Data for processing:
____________

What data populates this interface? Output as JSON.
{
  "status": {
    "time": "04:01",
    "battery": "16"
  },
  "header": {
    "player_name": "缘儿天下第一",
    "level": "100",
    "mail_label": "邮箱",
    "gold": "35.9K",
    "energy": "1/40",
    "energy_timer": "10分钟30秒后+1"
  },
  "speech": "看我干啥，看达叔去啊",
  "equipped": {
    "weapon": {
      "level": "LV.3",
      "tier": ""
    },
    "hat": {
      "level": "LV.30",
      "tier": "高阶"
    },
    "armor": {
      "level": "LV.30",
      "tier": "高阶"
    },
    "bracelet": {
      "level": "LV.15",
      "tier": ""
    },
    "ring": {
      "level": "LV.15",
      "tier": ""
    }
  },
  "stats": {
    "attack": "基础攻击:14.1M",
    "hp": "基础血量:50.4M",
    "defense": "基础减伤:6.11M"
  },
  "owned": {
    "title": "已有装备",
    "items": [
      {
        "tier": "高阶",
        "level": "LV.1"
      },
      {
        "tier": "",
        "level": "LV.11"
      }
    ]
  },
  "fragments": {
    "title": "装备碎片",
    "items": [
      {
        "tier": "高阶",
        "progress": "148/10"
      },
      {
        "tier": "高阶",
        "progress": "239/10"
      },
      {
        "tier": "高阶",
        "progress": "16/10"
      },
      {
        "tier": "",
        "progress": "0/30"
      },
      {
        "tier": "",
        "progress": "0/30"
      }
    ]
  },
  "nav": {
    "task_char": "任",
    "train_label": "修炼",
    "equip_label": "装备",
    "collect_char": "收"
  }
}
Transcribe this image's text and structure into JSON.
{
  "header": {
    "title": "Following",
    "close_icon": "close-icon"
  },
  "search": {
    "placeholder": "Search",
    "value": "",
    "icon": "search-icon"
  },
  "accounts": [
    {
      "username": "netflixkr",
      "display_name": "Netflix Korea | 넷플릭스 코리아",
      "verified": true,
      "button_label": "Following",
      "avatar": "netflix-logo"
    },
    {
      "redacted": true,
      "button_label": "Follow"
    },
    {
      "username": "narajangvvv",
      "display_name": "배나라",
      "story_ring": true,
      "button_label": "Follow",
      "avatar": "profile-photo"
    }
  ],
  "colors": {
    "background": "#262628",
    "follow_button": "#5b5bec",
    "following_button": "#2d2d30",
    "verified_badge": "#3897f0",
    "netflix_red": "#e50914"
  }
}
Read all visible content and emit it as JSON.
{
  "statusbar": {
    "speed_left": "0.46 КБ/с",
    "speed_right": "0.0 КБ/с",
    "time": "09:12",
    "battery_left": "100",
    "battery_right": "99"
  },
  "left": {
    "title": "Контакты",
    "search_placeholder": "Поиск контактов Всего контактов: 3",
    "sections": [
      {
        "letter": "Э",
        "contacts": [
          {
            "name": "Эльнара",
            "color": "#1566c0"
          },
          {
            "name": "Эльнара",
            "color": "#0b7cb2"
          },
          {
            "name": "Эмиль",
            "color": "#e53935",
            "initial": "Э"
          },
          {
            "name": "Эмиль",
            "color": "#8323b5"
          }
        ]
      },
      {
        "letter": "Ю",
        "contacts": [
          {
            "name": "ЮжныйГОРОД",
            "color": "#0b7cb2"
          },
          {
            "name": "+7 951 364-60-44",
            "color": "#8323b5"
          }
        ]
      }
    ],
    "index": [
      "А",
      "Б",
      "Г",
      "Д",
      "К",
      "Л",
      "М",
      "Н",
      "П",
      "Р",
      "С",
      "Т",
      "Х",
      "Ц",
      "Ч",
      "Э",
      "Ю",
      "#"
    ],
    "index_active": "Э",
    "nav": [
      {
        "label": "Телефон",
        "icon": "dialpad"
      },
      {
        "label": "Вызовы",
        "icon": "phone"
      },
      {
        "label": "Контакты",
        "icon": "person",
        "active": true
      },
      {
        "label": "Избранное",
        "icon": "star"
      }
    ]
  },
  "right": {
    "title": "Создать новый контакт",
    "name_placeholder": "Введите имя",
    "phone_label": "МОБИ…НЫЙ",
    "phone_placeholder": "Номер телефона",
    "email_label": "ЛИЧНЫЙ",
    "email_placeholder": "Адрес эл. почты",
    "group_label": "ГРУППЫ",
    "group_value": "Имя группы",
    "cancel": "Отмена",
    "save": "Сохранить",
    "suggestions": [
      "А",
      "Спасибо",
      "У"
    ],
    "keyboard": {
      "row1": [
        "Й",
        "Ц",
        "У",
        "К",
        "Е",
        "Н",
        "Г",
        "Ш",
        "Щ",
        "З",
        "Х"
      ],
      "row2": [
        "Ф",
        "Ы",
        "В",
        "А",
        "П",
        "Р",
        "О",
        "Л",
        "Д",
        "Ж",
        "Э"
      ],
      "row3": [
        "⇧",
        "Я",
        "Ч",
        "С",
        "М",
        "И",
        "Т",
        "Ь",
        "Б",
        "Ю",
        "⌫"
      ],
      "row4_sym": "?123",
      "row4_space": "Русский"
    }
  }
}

____________

Exercise requirements: Repeat every record, exactly as written.

Task answer:
What data populates this interface? Output as JSON.
{
  "status": {
    "time": "04:01",
    "battery": "16"
  },
  "header": {
    "player_name": "缘儿天下第一",
    "level": "100",
    "mail_label": "邮箱",
    "gold": "35.9K",
    "energy": "1/40",
    "energy_timer": "10分钟30秒后+1"
  },
  "speech": "看我干啥，看达叔去啊",
  "equipped": {
    "weapon": {
      "level": "LV.3",
      "tier": ""
    },
    "hat": {
      "level": "LV.30",
      "tier": "高阶"
    },
    "armor": {
      "level": "LV.30",
      "tier": "高阶"
    },
    "bracelet": {
      "level": "LV.15",
      "tier": ""
    },
    "ring": {
      "level": "LV.15",
      "tier": ""
    }
  },
  "stats": {
    "attack": "基础攻击:14.1M",
    "hp": "基础血量:50.4M",
    "defense": "基础减伤:6.11M"
  },
  "owned": {
    "title": "已有装备",
    "items": [
      {
        "tier": "高阶",
        "level": "LV.1"
      },
      {
        "tier": "",
        "level": "LV.11"
      }
    ]
  },
  "fragments": {
    "title": "装备碎片",
    "items": [
      {
        "tier": "高阶",
        "progress": "148/10"
      },
      {
        "tier": "高阶",
        "progress": "239/10"
      },
      {
        "tier": "高阶",
        "progress": "16/10"
      },
      {
        "tier": "",
        "progress": "0/30"
      },
      {
        "tier": "",
        "progress": "0/30"
      }
    ]
  },
  "nav": {
    "task_char": "任",
    "train_label": "修炼",
    "equip_label": "装备",
    "collect_char": "收"
  }
}
Transcribe this image's text and structure into JSON.
{
  "header": {
    "title": "Following",
    "close_icon": "close-icon"
  },
  "search": {
    "placeholder": "Search",
    "value": "",
    "icon": "search-icon"
  },
  "accounts": [
    {
      "username": "netflixkr",
      "display_name": "Netflix Korea | 넷플릭스 코리아",
      "verified": true,
      "button_label": "Following",
      "avatar": "netflix-logo"
    },
    {
      "redacted": true,
      "button_label": "Follow"
    },
    {
      "username": "narajangvvv",
      "display_name": "배나라",
      "story_ring": true,
      "button_label": "Follow",
      "avatar": "profile-photo"
    }
  ],
  "colors": {
    "background": "#262628",
    "follow_button": "#5b5bec",
    "following_button": "#2d2d30",
    "verified_badge": "#3897f0",
    "netflix_red": "#e50914"
  }
}
Read all visible content and emit it as JSON.
{
  "statusbar": {
    "speed_left": "0.46 КБ/с",
    "speed_right": "0.0 КБ/с",
    "time": "09:12",
    "battery_left": "100",
    "battery_right": "99"
  },
  "left": {
    "title": "Контакты",
    "search_placeholder": "Поиск контактов Всего контактов: 3",
    "sections": [
      {
        "letter": "Э",
        "contacts": [
          {
            "name": "Эльнара",
            "color": "#1566c0"
          },
          {
            "name": "Эльнара",
            "color": "#0b7cb2"
          },
          {
            "name": "Эмиль",
            "color": "#e53935",
            "initial": "Э"
          },
          {
            "name": "Эмиль",
            "color": "#8323b5"
          }
        ]
      },
      {
        "letter": "Ю",
        "contacts": [
          {
            "name": "ЮжныйГОРОД",
            "color": "#0b7cb2"
          },
          {
            "name": "+7 951 364-60-44",
            "color": "#8323b5"
          }
        ]
      }
    ],
    "index": [
      "А",
      "Б",
      "Г",
      "Д",
      "К",
      "Л",
      "М",
      "Н",
      "П",
      "Р",
      "С",
      "Т",
      "Х",
      "Ц",
      "Ч",
      "Э",
      "Ю",
      "#"
    ],
    "index_active": "Э",
    "nav": [
      {
        "label": "Телефон",
        "icon": "dialpad"
      },
      {
        "label": "Вызовы",
        "icon": "phone"
      },
      {
        "label": "Контакты",
        "icon": "person",
        "active": true
      },
      {
        "label": "Избранное",
        "icon": "star"
      }
    ]
  },
  "right": {
    "title": "Создать новый контакт",
    "name_placeholder": "Введите имя",
    "phone_label": "МОБИ…НЫЙ",
    "phone_placeholder": "Номер телефона",
    "email_label": "ЛИЧНЫЙ",
    "email_placeholder": "Адрес эл. почты",
    "group_label": "ГРУППЫ",
    "group_value": "Имя группы",
    "cancel": "Отмена",
    "save": "Сохранить",
    "suggestions": [
      "А",
      "Спасибо",
      "У"
    ],
    "keyboard": {
      "row1": [
        "Й",
        "Ц",
        "У",
        "К",
        "Е",
        "Н",
        "Г",
        "Ш",
        "Щ",
        "З",
        "Х"
      ],
      "row2": [
        "Ф",
        "Ы",
        "В",
        "А",
        "П",
        "Р",
        "О",
        "Л",
        "Д",
        "Ж",
        "Э"
      ],
      "row3": [
        "⇧",
        "Я",
        "Ч",
        "С",
        "М",
        "И",
        "Т",
        "Ь",
        "Б",
        "Ю",
        "⌫"
      ],
      "row4_sym": "?123",
      "row4_space": "Русский"
    }
  }
}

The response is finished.